ПРЕДЛОЖЕННЫЙ ОТРЫВОК

◆ ◆ ◆ ◆ ◆ ◆ ◆

Сами же свидетельства не были составлены историками, да ещё так, чтобы облегчить дело женщине, пишущей радиопьесу через много столетий. Евангелисты, особенно синоптики, записывали то, что Христос делал и говорил. Они не «передавали местный колорит» (его знали и так), не создавали портретов. Мало того — к нашему огорчению, они не считались с хронологией, кроме дней Страстной недели. Лука, кроме того, пытается фиксировать время рождения. Между этими точками, как показал архиепископ Темпл, хронология есть только у Иоанна. Нередко нам кажется, что материал расположен скорее по темам; Матфей даёт одну длинную речь, которую мы называем Нагорной проповедью, а у Луки почти то же самое — в разных местах. Зато Лука даёт подряд три притчи о прощении (о драхме, о пропавшей овце, о блудном сыне), за которыми практически сразу идёт притча о неразумном управителе, потом — набор «речений», потом — притча о богаче и Лазаре, а дальше — другие речения, подводящие к чуду с прокажёнными и апокалиптическим пророчествам. Этот евангелист любит делать что-то вроде «Суждений д-ра Джонсона» или «Эпиграмм Оскара Уайльда»«. У Марка мы видим цепочки чудес, связанных всякими «и тут», «а потом» или «в те дни». Иоанн  —  совсем другой, он всегда старается показать логическую связь событий, а нередко — и хронологическую.

Когда пишешь пьесу, приходится всё время держать в уме предложенные условия. Должно быть двенадцать пьес, отделённых друг от друга четырьмя неделями. Некоторые услышат все; некоторые — только часть. Значит, каждая пьеса должна стать чем-то целым, входя при этом в общее построение. Всякое слово, строка, эпизод связаны с тем, что было раньше, и с тем, что будет позже. Характеры и сюжет должны быть последовательными, иначе растеряются не только слушатели, но и актёры. Однако всё должно стоять на своих ногах, обладая структурным единством, началом, серединой, концом, — иначе это будут не пьесы, а легенды, вырезанные из бесконечного урока Закона Божия. По всем этим причинам приходилось допускать определённые вольности  —  что-то исключать, что-то включать, что-то разворачивать, что-то сдвигать, где-то перекидывать мостики. Делают это и евангелисты: Матфей и Лука — сдвигают, Иоанн  —  и толкует, и строит мосты.

Конечно, Рождество — готовый для пьесы материал; и пять пьес о Страстях, от входа в Иерусалим, тоже сами собой укладываются в драму. Труднее всего — годы служения: и потому, что в Евангелиях всё не так уж последовательно, и потому, что середину всякой истории очень трудно писать.

Что до чисто драматургических сложностей, тема пьесы не делает, нужен сюжет. Для этого я немного усложнила историю, высветив тем самым Иуду. О необъяснённом эпизоде с ослом и чем-то вроде пароля мы поговорим в замечаниях к восьмой пьесе. Там я пишу, почему сочла нужным ввести зилота Баруха, единственного из крупных действующих лиц, которого в Евангелии просто нет.

◆ ◆ ◆ ◆ ◆ ◆ ◆

Данные, взятые из собрания
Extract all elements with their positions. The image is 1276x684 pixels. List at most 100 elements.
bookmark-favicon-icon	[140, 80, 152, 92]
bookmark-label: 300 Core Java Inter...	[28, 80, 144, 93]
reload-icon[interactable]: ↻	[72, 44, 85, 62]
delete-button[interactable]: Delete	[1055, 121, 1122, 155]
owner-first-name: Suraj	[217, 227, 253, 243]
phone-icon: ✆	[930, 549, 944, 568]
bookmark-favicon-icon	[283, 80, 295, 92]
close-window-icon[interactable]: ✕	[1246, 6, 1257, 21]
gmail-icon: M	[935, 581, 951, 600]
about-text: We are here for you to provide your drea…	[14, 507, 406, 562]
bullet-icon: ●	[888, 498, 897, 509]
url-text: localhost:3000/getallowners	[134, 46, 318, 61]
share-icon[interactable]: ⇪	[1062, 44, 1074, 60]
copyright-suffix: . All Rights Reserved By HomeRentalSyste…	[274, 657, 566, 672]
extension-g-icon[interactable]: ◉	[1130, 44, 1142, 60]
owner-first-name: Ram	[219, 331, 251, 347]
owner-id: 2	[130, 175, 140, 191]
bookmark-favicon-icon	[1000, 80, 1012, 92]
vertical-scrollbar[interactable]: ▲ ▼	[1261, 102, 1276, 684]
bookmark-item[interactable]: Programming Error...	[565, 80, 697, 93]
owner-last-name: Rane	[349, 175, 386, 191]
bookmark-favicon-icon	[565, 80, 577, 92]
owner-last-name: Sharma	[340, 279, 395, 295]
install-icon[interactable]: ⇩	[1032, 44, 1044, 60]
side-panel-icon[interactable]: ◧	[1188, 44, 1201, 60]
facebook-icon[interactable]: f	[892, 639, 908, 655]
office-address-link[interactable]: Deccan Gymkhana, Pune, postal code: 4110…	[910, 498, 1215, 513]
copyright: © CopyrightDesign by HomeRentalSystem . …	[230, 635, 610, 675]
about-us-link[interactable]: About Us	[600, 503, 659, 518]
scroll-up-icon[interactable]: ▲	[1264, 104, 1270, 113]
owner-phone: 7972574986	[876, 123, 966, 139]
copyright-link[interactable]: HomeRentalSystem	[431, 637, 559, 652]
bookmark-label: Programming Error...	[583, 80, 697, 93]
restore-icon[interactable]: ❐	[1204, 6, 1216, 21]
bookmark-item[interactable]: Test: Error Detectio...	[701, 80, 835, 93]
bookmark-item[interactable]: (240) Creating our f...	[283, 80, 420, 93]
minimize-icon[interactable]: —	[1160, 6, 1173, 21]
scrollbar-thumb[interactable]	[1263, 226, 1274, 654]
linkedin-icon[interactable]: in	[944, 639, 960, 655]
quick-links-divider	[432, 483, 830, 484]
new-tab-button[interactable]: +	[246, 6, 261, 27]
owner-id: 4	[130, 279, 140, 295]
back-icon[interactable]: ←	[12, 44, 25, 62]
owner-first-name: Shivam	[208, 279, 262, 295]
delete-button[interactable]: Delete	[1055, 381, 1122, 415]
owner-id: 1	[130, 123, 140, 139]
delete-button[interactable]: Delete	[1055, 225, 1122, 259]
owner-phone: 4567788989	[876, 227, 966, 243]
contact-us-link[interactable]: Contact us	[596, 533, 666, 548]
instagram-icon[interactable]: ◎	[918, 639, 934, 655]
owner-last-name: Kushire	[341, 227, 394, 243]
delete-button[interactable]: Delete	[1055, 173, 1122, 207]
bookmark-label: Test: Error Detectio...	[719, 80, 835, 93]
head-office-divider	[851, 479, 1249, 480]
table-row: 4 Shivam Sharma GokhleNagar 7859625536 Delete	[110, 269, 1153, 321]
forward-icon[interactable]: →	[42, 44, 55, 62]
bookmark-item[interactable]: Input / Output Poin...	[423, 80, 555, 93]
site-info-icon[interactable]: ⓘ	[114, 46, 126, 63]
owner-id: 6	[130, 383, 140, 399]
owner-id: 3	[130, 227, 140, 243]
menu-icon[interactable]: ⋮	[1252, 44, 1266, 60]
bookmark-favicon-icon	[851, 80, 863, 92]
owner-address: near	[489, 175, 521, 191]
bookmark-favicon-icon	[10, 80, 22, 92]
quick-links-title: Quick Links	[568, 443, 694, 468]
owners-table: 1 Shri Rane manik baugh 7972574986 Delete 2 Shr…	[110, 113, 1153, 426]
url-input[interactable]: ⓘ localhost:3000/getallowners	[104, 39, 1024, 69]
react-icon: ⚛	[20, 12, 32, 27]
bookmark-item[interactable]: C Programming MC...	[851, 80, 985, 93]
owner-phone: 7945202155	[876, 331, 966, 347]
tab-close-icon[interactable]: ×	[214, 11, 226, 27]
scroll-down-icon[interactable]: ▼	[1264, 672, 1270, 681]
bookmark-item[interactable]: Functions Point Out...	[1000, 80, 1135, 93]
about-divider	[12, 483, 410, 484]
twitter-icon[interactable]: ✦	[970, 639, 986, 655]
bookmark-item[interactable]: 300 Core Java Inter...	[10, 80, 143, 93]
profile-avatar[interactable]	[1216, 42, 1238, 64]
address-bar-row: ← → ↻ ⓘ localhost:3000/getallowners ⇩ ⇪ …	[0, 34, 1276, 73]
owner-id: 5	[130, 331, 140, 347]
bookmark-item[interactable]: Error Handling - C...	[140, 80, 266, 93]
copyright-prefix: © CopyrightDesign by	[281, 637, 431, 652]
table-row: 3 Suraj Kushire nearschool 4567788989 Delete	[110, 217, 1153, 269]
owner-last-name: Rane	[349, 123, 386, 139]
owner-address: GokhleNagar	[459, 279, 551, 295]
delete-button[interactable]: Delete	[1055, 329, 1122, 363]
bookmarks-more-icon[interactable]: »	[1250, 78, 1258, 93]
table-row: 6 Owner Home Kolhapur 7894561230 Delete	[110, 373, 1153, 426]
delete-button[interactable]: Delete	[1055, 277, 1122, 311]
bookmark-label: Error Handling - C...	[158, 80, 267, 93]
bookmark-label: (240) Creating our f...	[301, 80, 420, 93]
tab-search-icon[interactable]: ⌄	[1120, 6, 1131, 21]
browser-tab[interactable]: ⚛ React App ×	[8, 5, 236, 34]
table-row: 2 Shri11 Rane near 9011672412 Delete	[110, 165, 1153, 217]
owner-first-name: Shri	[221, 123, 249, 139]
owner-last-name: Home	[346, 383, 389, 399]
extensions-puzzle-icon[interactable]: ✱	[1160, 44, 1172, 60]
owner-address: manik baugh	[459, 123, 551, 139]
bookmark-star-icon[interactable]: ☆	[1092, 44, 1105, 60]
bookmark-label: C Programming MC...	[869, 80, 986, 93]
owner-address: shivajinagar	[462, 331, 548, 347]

◆ ◆ ◆ ◆ ◆ ◆ ◆

ЧТО СДЕЛАТЬ
Сократите абзац отрывка, который начинается словами «Когда пишешь пьесу», сохранив его основные факты.

РЕЗУЛЬТАТ УПРАЖНЕНИЯ
Задано двенадцать пьес с перерывом в четыре недели между ними. Одни слушатели услышат все пьесы, другие только часть. Поэтому каждая пьеса должна быть цельной и при этом входить в общее построение. Каждое слово и эпизод связаны с предыдущим и последующим. Характеры и сюжет должны быть последовательными, иначе растеряются и слушатели, и актёры. У каждой пьесы должно быть структурное единство: начало, середина и конец. Из-за этого пришлось допускать вольности: что-то исключать, что-то включать, разворачивать, сдвигать и перекидывать мостики. Так поступают и евангелисты: Матфей и Лука сдвигают, а Иоанн толкует и строит мосты.